[Begin Recorded data]

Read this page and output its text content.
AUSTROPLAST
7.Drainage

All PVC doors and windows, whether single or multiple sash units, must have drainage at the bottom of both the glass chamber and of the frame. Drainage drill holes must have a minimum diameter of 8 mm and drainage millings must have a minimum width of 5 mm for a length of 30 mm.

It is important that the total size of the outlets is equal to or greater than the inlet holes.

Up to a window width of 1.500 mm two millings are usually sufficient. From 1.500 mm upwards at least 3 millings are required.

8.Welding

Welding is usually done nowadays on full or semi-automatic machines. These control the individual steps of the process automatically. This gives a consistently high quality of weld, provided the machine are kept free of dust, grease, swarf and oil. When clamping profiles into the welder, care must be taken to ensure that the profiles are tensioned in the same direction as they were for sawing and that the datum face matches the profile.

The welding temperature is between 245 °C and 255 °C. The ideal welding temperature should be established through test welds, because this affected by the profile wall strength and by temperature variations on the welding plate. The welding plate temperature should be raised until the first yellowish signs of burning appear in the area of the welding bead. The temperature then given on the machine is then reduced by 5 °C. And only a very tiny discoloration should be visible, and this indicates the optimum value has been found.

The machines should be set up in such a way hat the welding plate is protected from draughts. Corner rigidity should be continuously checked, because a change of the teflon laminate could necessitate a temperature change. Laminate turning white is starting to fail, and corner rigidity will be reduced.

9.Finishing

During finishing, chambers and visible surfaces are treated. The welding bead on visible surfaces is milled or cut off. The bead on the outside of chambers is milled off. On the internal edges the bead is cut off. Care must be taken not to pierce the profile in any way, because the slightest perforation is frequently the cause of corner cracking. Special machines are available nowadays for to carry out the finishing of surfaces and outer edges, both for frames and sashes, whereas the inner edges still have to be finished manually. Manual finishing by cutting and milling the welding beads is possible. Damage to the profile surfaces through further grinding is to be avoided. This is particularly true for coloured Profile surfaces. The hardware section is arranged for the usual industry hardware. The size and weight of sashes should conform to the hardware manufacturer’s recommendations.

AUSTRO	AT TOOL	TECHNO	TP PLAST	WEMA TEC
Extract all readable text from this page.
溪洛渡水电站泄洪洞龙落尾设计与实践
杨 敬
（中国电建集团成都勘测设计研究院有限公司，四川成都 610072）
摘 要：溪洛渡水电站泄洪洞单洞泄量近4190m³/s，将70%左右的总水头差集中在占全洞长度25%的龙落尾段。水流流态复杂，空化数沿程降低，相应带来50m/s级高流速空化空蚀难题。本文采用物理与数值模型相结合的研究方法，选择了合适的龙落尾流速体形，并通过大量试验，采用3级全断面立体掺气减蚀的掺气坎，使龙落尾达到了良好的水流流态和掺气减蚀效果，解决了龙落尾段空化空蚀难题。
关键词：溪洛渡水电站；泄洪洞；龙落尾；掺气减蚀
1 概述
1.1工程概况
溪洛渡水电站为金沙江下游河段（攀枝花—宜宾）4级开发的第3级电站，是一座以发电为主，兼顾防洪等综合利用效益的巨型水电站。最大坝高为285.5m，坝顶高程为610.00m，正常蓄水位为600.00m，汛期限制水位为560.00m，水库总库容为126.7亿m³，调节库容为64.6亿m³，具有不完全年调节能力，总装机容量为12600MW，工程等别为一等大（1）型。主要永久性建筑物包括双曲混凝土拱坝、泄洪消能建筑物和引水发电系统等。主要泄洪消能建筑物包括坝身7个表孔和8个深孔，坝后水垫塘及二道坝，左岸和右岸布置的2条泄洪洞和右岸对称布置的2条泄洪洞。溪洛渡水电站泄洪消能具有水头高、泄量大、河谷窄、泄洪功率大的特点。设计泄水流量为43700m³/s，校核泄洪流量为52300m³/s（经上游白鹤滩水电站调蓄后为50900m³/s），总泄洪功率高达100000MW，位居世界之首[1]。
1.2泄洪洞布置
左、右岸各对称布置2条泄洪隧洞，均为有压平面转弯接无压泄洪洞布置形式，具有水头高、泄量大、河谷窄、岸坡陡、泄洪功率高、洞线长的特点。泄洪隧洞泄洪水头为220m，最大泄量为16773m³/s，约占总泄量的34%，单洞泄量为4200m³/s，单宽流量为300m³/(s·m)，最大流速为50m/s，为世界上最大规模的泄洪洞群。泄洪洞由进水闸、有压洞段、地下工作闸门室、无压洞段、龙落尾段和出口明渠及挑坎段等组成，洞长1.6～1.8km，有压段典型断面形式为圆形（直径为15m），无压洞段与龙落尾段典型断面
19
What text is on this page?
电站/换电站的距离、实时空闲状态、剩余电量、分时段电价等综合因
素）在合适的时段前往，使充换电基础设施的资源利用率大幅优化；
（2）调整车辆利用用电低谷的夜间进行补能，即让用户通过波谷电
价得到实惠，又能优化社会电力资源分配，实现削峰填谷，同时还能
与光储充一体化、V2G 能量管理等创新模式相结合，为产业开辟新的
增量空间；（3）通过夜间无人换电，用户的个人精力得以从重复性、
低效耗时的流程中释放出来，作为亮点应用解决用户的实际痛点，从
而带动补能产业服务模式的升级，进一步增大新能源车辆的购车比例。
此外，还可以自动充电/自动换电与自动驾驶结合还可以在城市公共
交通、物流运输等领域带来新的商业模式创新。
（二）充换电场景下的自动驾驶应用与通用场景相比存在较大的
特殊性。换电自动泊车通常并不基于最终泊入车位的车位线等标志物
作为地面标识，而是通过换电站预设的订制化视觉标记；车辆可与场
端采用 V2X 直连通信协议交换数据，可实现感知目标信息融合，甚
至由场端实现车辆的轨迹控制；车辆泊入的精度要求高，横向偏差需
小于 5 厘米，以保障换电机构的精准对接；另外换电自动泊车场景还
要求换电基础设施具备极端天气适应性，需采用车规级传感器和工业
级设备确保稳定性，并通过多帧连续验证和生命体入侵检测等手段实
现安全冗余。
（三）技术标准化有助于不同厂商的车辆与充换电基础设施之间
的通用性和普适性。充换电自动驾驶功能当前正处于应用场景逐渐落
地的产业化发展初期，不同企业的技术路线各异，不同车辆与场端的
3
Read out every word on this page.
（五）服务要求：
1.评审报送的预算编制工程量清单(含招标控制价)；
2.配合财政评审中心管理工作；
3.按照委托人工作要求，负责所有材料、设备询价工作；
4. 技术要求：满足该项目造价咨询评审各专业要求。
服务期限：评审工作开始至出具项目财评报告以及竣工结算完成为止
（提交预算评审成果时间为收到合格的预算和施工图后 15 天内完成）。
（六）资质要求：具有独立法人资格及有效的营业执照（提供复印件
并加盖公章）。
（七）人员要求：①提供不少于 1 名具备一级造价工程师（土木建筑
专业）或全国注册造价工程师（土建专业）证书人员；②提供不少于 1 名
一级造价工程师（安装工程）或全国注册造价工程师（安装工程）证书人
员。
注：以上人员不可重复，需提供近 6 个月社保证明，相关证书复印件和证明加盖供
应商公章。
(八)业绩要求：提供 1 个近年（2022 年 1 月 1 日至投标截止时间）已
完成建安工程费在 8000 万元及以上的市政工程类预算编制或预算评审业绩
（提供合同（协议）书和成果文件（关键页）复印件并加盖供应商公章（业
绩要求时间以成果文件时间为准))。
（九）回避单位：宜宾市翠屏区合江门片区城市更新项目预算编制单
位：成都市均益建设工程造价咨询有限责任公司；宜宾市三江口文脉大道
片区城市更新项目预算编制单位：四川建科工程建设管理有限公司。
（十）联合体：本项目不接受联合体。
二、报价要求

[End Recorded data]

Exercise details | Restate all of the entries above precisely.

Response to the exercise |
Read this page and output its text content.
AUSTROPLAST
7.Drainage

All PVC doors and windows, whether single or multiple sash units, must have drainage at the bottom of both the glass chamber and of the frame. Drainage drill holes must have a minimum diameter of 8 mm and drainage millings must have a minimum width of 5 mm for a length of 30 mm.

It is important that the total size of the outlets is equal to or greater than the inlet holes.

Up to a window width of 1.500 mm two millings are usually sufficient. From 1.500 mm upwards at least 3 millings are required.

8.Welding

Welding is usually done nowadays on full or semi-automatic machines. These control the individual steps of the process automatically. This gives a consistently high quality of weld, provided the machine are kept free of dust, grease, swarf and oil. When clamping profiles into the welder, care must be taken to ensure that the profiles are tensioned in the same direction as they were for sawing and that the datum face matches the profile.

The welding temperature is between 245 °C and 255 °C. The ideal welding temperature should be established through test welds, because this affected by the profile wall strength and by temperature variations on the welding plate. The welding plate temperature should be raised until the first yellowish signs of burning appear in the area of the welding bead. The temperature then given on the machine is then reduced by 5 °C. And only a very tiny discoloration should be visible, and this indicates the optimum value has been found.

The machines should be set up in such a way hat the welding plate is protected from draughts. Corner rigidity should be continuously checked, because a change of the teflon laminate could necessitate a temperature change. Laminate turning white is starting to fail, and corner rigidity will be reduced.

9.Finishing

During finishing, chambers and visible surfaces are treated. The welding bead on visible surfaces is milled or cut off. The bead on the outside of chambers is milled off. On the internal edges the bead is cut off. Care must be taken not to pierce the profile in any way, because the slightest perforation is frequently the cause of corner cracking. Special machines are available nowadays for to carry out the finishing of surfaces and outer edges, both for frames and sashes, whereas the inner edges still have to be finished manually. Manual finishing by cutting and milling the welding beads is possible. Damage to the profile surfaces through further grinding is to be avoided. This is particularly true for coloured Profile surfaces. The hardware section is arranged for the usual industry hardware. The size and weight of sashes should conform to the hardware manufacturer’s recommendations.

AUSTRO	AT TOOL	TECHNO	TP PLAST	WEMA TEC
Extract all readable text from this page.
溪洛渡水电站泄洪洞龙落尾设计与实践
杨 敬
（中国电建集团成都勘测设计研究院有限公司，四川成都 610072）
摘 要：溪洛渡水电站泄洪洞单洞泄量近4190m³/s，将70%左右的总水头差集中在占全洞长度25%的龙落尾段。水流流态复杂，空化数沿程降低，相应带来50m/s级高流速空化空蚀难题。本文采用物理与数值模型相结合的研究方法，选择了合适的龙落尾流速体形，并通过大量试验，采用3级全断面立体掺气减蚀的掺气坎，使龙落尾达到了良好的水流流态和掺气减蚀效果，解决了龙落尾段空化空蚀难题。
关键词：溪洛渡水电站；泄洪洞；龙落尾；掺气减蚀
1 概述
1.1工程概况
溪洛渡水电站为金沙江下游河段（攀枝花—宜宾）4级开发的第3级电站，是一座以发电为主，兼顾防洪等综合利用效益的巨型水电站。最大坝高为285.5m，坝顶高程为610.00m，正常蓄水位为600.00m，汛期限制水位为560.00m，水库总库容为126.7亿m³，调节库容为64.6亿m³，具有不完全年调节能力，总装机容量为12600MW，工程等别为一等大（1）型。主要永久性建筑物包括双曲混凝土拱坝、泄洪消能建筑物和引水发电系统等。主要泄洪消能建筑物包括坝身7个表孔和8个深孔，坝后水垫塘及二道坝，左岸和右岸布置的2条泄洪洞和右岸对称布置的2条泄洪洞。溪洛渡水电站泄洪消能具有水头高、泄量大、河谷窄、泄洪功率大的特点。设计泄水流量为43700m³/s，校核泄洪流量为52300m³/s（经上游白鹤滩水电站调蓄后为50900m³/s），总泄洪功率高达100000MW，位居世界之首[1]。
1.2泄洪洞布置
左、右岸各对称布置2条泄洪隧洞，均为有压平面转弯接无压泄洪洞布置形式，具有水头高、泄量大、河谷窄、岸坡陡、泄洪功率高、洞线长的特点。泄洪隧洞泄洪水头为220m，最大泄量为16773m³/s，约占总泄量的34%，单洞泄量为4200m³/s，单宽流量为300m³/(s·m)，最大流速为50m/s，为世界上最大规模的泄洪洞群。泄洪洞由进水闸、有压洞段、地下工作闸门室、无压洞段、龙落尾段和出口明渠及挑坎段等组成，洞长1.6～1.8km，有压段典型断面形式为圆形（直径为15m），无压洞段与龙落尾段典型断面
19
What text is on this page?
电站/换电站的距离、实时空闲状态、剩余电量、分时段电价等综合因
素）在合适的时段前往，使充换电基础设施的资源利用率大幅优化；
（2）调整车辆利用用电低谷的夜间进行补能，即让用户通过波谷电
价得到实惠，又能优化社会电力资源分配，实现削峰填谷，同时还能
与光储充一体化、V2G 能量管理等创新模式相结合，为产业开辟新的
增量空间；（3）通过夜间无人换电，用户的个人精力得以从重复性、
低效耗时的流程中释放出来，作为亮点应用解决用户的实际痛点，从
而带动补能产业服务模式的升级，进一步增大新能源车辆的购车比例。
此外，还可以自动充电/自动换电与自动驾驶结合还可以在城市公共
交通、物流运输等领域带来新的商业模式创新。
（二）充换电场景下的自动驾驶应用与通用场景相比存在较大的
特殊性。换电自动泊车通常并不基于最终泊入车位的车位线等标志物
作为地面标识，而是通过换电站预设的订制化视觉标记；车辆可与场
端采用 V2X 直连通信协议交换数据，可实现感知目标信息融合，甚
至由场端实现车辆的轨迹控制；车辆泊入的精度要求高，横向偏差需
小于 5 厘米，以保障换电机构的精准对接；另外换电自动泊车场景还
要求换电基础设施具备极端天气适应性，需采用车规级传感器和工业
级设备确保稳定性，并通过多帧连续验证和生命体入侵检测等手段实
现安全冗余。
（三）技术标准化有助于不同厂商的车辆与充换电基础设施之间
的通用性和普适性。充换电自动驾驶功能当前正处于应用场景逐渐落
地的产业化发展初期，不同企业的技术路线各异，不同车辆与场端的
3
Read out every word on this page.
（五）服务要求：
1.评审报送的预算编制工程量清单(含招标控制价)；
2.配合财政评审中心管理工作；
3.按照委托人工作要求，负责所有材料、设备询价工作；
4. 技术要求：满足该项目造价咨询评审各专业要求。
服务期限：评审工作开始至出具项目财评报告以及竣工结算完成为止
（提交预算评审成果时间为收到合格的预算和施工图后 15 天内完成）。
（六）资质要求：具有独立法人资格及有效的营业执照（提供复印件
并加盖公章）。
（七）人员要求：①提供不少于 1 名具备一级造价工程师（土木建筑
专业）或全国注册造价工程师（土建专业）证书人员；②提供不少于 1 名
一级造价工程师（安装工程）或全国注册造价工程师（安装工程）证书人
员。
注：以上人员不可重复，需提供近 6 个月社保证明，相关证书复印件和证明加盖供
应商公章。
(八)业绩要求：提供 1 个近年（2022 年 1 月 1 日至投标截止时间）已
完成建安工程费在 8000 万元及以上的市政工程类预算编制或预算评审业绩
（提供合同（协议）书和成果文件（关键页）复印件并加盖供应商公章（业
绩要求时间以成果文件时间为准))。
（九）回避单位：宜宾市翠屏区合江门片区城市更新项目预算编制单
位：成都市均益建设工程造价咨询有限责任公司；宜宾市三江口文脉大道
片区城市更新项目预算编制单位：四川建科工程建设管理有限公司。
（十）联合体：本项目不接受联合体。
二、报价要求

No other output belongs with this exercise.